Locate each line below that includes "from" and reproduce it.

[Stored dataset items]
>> Begin
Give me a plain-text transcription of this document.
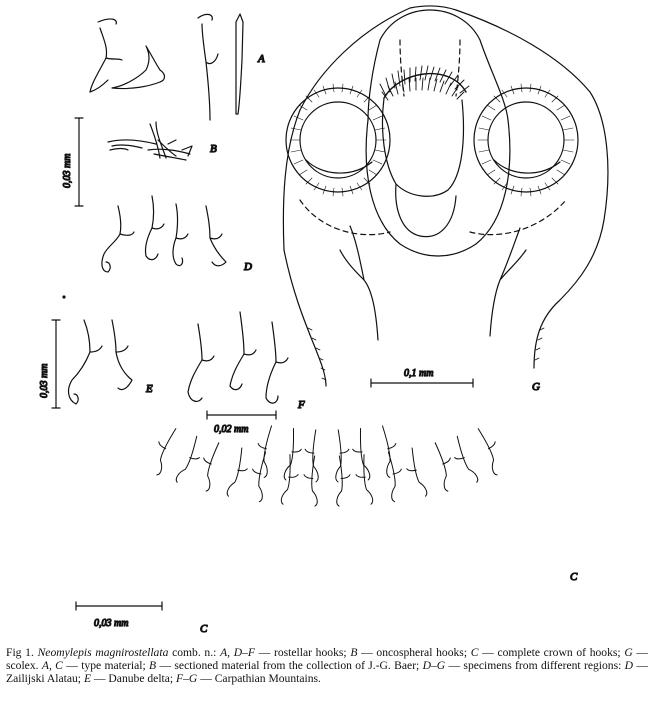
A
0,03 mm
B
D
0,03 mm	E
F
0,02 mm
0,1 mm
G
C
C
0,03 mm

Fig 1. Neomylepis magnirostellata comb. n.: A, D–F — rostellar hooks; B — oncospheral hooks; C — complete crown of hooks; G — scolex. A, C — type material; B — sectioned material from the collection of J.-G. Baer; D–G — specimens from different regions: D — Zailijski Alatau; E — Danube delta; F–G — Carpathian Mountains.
>> End
>> Begin
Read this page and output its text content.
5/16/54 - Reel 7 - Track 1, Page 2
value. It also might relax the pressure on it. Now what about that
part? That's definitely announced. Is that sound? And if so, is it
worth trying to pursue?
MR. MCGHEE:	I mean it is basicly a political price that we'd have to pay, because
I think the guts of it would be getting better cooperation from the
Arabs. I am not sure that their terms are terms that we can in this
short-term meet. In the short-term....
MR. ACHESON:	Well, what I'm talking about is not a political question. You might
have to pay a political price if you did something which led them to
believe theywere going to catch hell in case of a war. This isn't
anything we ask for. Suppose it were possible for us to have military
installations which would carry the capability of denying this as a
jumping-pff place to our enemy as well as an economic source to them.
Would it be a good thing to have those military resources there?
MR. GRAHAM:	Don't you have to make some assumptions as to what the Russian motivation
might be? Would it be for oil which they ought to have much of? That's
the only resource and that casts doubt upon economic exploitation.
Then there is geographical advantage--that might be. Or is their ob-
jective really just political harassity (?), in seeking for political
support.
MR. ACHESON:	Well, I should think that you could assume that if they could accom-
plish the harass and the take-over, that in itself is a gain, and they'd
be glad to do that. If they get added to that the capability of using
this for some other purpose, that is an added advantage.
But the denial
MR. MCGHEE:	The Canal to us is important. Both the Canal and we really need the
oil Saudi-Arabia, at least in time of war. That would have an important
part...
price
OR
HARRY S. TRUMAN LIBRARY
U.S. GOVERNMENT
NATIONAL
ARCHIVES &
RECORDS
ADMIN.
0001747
>> End
>> Begin
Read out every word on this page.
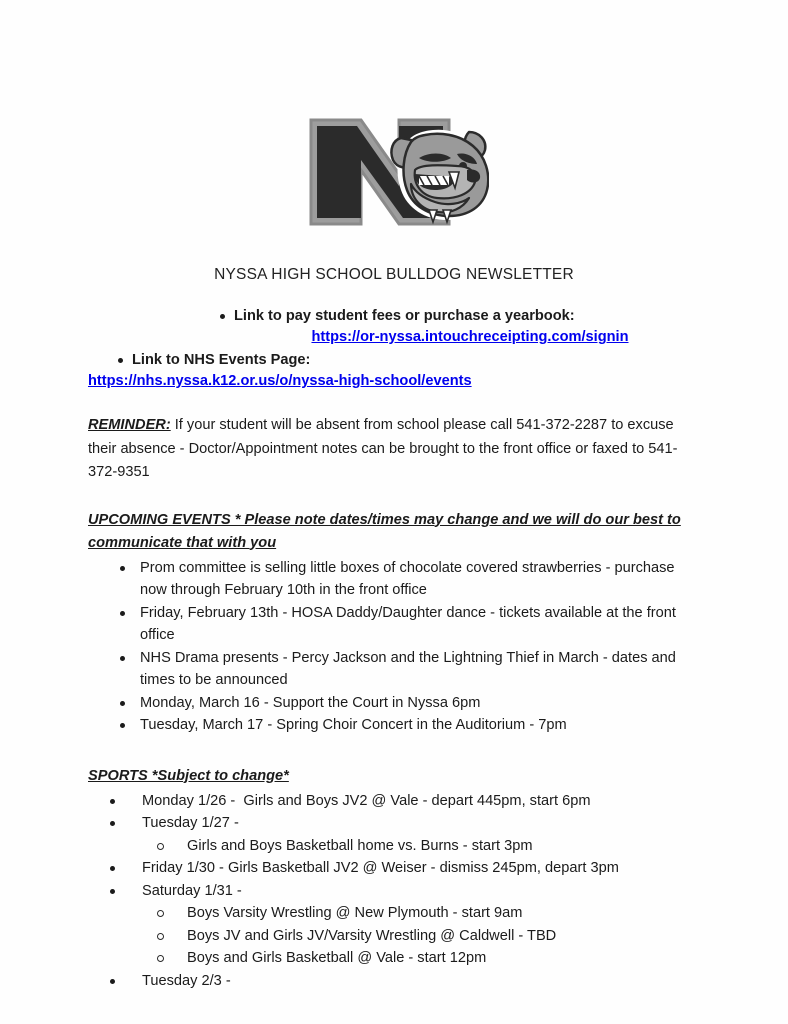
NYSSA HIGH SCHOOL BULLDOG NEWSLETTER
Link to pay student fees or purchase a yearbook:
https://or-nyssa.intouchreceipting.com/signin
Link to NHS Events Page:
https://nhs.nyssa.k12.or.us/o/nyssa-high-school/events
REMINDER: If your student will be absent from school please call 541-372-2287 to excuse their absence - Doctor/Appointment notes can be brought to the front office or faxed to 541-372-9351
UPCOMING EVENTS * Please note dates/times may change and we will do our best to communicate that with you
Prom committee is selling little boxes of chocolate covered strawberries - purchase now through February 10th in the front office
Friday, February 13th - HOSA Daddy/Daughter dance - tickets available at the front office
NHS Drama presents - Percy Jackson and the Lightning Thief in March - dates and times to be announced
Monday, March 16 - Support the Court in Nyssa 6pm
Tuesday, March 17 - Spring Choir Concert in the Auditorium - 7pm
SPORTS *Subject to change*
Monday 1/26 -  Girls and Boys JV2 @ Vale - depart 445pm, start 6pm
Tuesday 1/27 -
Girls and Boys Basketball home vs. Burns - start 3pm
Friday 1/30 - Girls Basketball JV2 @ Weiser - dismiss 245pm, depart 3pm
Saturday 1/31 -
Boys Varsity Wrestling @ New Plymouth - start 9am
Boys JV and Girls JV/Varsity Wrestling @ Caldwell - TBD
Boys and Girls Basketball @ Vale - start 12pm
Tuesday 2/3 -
>> End
## ANSWER FOR THIS EXERCISE
Fig 1. Neomylepis magnirostellata comb. n.: A, D–F — rostellar hooks; B — oncospheral hooks; C — complete crown of hooks; G — scolex. A, C — type material; B — sectioned material from the collection of J.-G. Baer; D–G — specimens from different regions: D — Zailijski Alatau; E — Danube delta; F–G — Carpathian Mountains.
I think the guts of it would be getting better cooperation from the
REMINDER: If your student will be absent from school please call 541-372-2287 to excuse their absence - Doctor/Appointment notes can be brought to the front office or faxed to 541-372-9351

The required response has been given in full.